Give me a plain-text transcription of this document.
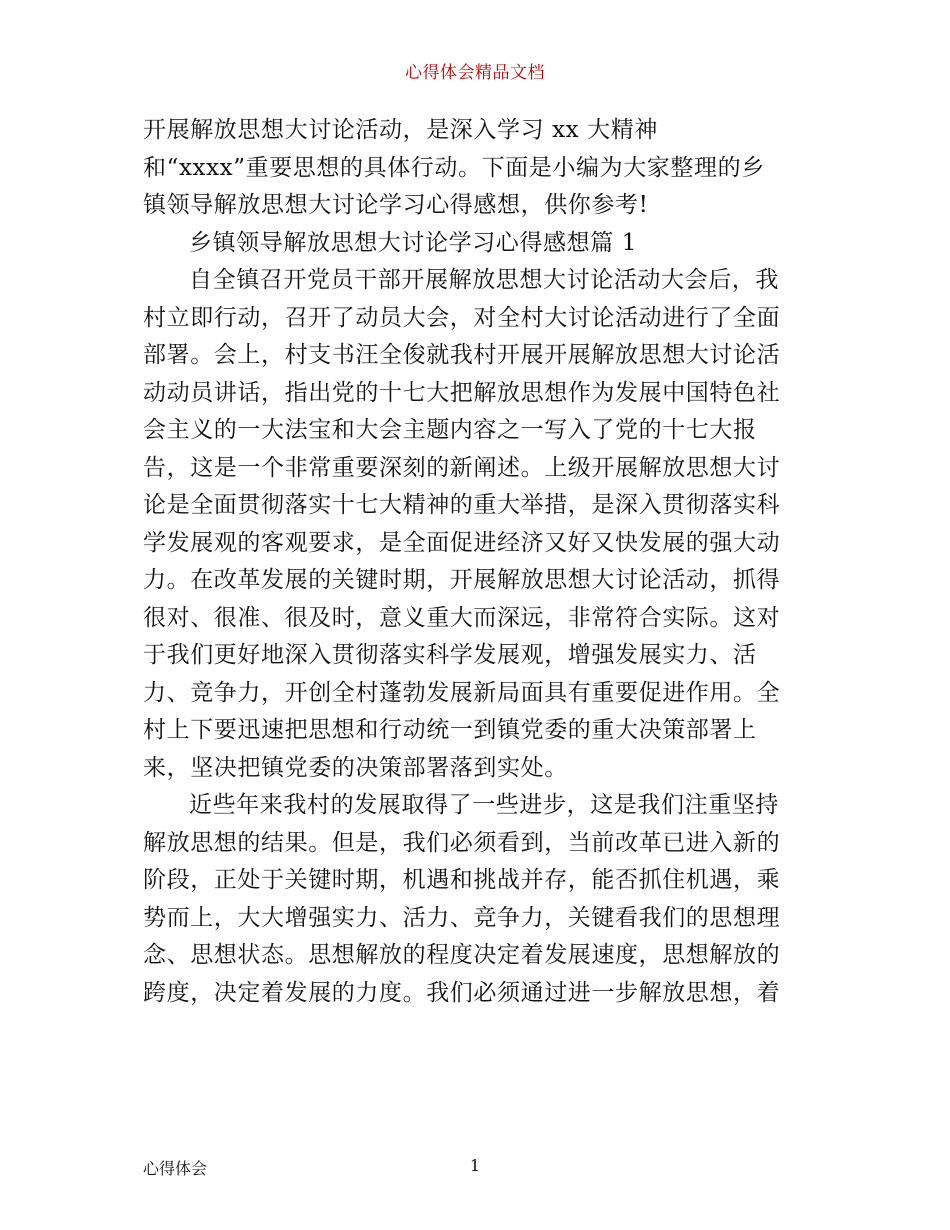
心得体会精品文档
开展解放思想大讨论活动，是深入学习 xx 大精神
和“xxxx”重要思想的具体行动。下面是小编为大家整理的乡
镇领导解放思想大讨论学习心得感想，供你参考!
乡镇领导解放思想大讨论学习心得感想篇 1
自全镇召开党员干部开展解放思想大讨论活动大会后，我
村立即行动，召开了动员大会，对全村大讨论活动进行了全面
部署。会上，村支书汪全俊就我村开展开展解放思想大讨论活
动动员讲话，指出党的十七大把解放思想作为发展中国特色社
会主义的一大法宝和大会主题内容之一写入了党的十七大报
告，这是一个非常重要深刻的新阐述。上级开展解放思想大讨
论是全面贯彻落实十七大精神的重大举措，是深入贯彻落实科
学发展观的客观要求，是全面促进经济又好又快发展的强大动
力。在改革发展的关键时期，开展解放思想大讨论活动，抓得
很对、很准、很及时，意义重大而深远，非常符合实际。这对
于我们更好地深入贯彻落实科学发展观，增强发展实力、活
力、竞争力，开创全村蓬勃发展新局面具有重要促进作用。全
村上下要迅速把思想和行动统一到镇党委的重大决策部署上
来，坚决把镇党委的决策部署落到实处。
近些年来我村的发展取得了一些进步，这是我们注重坚持
解放思想的结果。但是，我们必须看到，当前改革已进入新的
阶段，正处于关键时期，机遇和挑战并存，能否抓住机遇，乘
势而上，大大增强实力、活力、竞争力，关键看我们的思想理
念、思想状态。思想解放的程度决定着发展速度，思想解放的
跨度，决定着发展的力度。我们必须通过进一步解放思想，着
心得体会	1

### [YOUR TASK]
Leave the pictures out, and print every line of the listing exactly as written.

### [RESULT FOR THIS EXERCISE]
Give me a plain-text transcription of this document.
心得体会精品文档
开展解放思想大讨论活动，是深入学习 xx 大精神
和“xxxx”重要思想的具体行动。下面是小编为大家整理的乡
镇领导解放思想大讨论学习心得感想，供你参考!
乡镇领导解放思想大讨论学习心得感想篇 1
自全镇召开党员干部开展解放思想大讨论活动大会后，我
村立即行动，召开了动员大会，对全村大讨论活动进行了全面
部署。会上，村支书汪全俊就我村开展开展解放思想大讨论活
动动员讲话，指出党的十七大把解放思想作为发展中国特色社
会主义的一大法宝和大会主题内容之一写入了党的十七大报
告，这是一个非常重要深刻的新阐述。上级开展解放思想大讨
论是全面贯彻落实十七大精神的重大举措，是深入贯彻落实科
学发展观的客观要求，是全面促进经济又好又快发展的强大动
力。在改革发展的关键时期，开展解放思想大讨论活动，抓得
很对、很准、很及时，意义重大而深远，非常符合实际。这对
于我们更好地深入贯彻落实科学发展观，增强发展实力、活
力、竞争力，开创全村蓬勃发展新局面具有重要促进作用。全
村上下要迅速把思想和行动统一到镇党委的重大决策部署上
来，坚决把镇党委的决策部署落到实处。
近些年来我村的发展取得了一些进步，这是我们注重坚持
解放思想的结果。但是，我们必须看到，当前改革已进入新的
阶段，正处于关键时期，机遇和挑战并存，能否抓住机遇，乘
势而上，大大增强实力、活力、竞争力，关键看我们的思想理
念、思想状态。思想解放的程度决定着发展速度，思想解放的
跨度，决定着发展的力度。我们必须通过进一步解放思想，着
心得体会	1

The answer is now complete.